Excerpts from a figure dataset:
((
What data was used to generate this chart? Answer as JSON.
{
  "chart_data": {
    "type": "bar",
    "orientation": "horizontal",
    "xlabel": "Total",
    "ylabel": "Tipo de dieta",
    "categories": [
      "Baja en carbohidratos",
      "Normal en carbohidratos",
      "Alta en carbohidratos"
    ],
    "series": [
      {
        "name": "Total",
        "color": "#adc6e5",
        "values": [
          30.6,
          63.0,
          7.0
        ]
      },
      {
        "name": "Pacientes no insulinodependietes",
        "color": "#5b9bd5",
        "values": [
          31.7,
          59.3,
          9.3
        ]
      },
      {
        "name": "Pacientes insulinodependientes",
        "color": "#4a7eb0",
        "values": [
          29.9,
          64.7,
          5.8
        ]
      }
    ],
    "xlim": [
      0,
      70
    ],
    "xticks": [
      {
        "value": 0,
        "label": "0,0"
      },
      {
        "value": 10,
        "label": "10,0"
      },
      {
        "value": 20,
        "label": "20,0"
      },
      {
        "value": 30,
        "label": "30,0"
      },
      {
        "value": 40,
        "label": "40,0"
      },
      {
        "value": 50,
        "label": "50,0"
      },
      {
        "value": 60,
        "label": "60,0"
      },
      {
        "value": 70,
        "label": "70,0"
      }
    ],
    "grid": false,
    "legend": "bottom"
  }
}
))
■ Your task: Identify how many lines in the entries above contain the word "Pacientes" and provide only that figure.

■ Exercise output: 2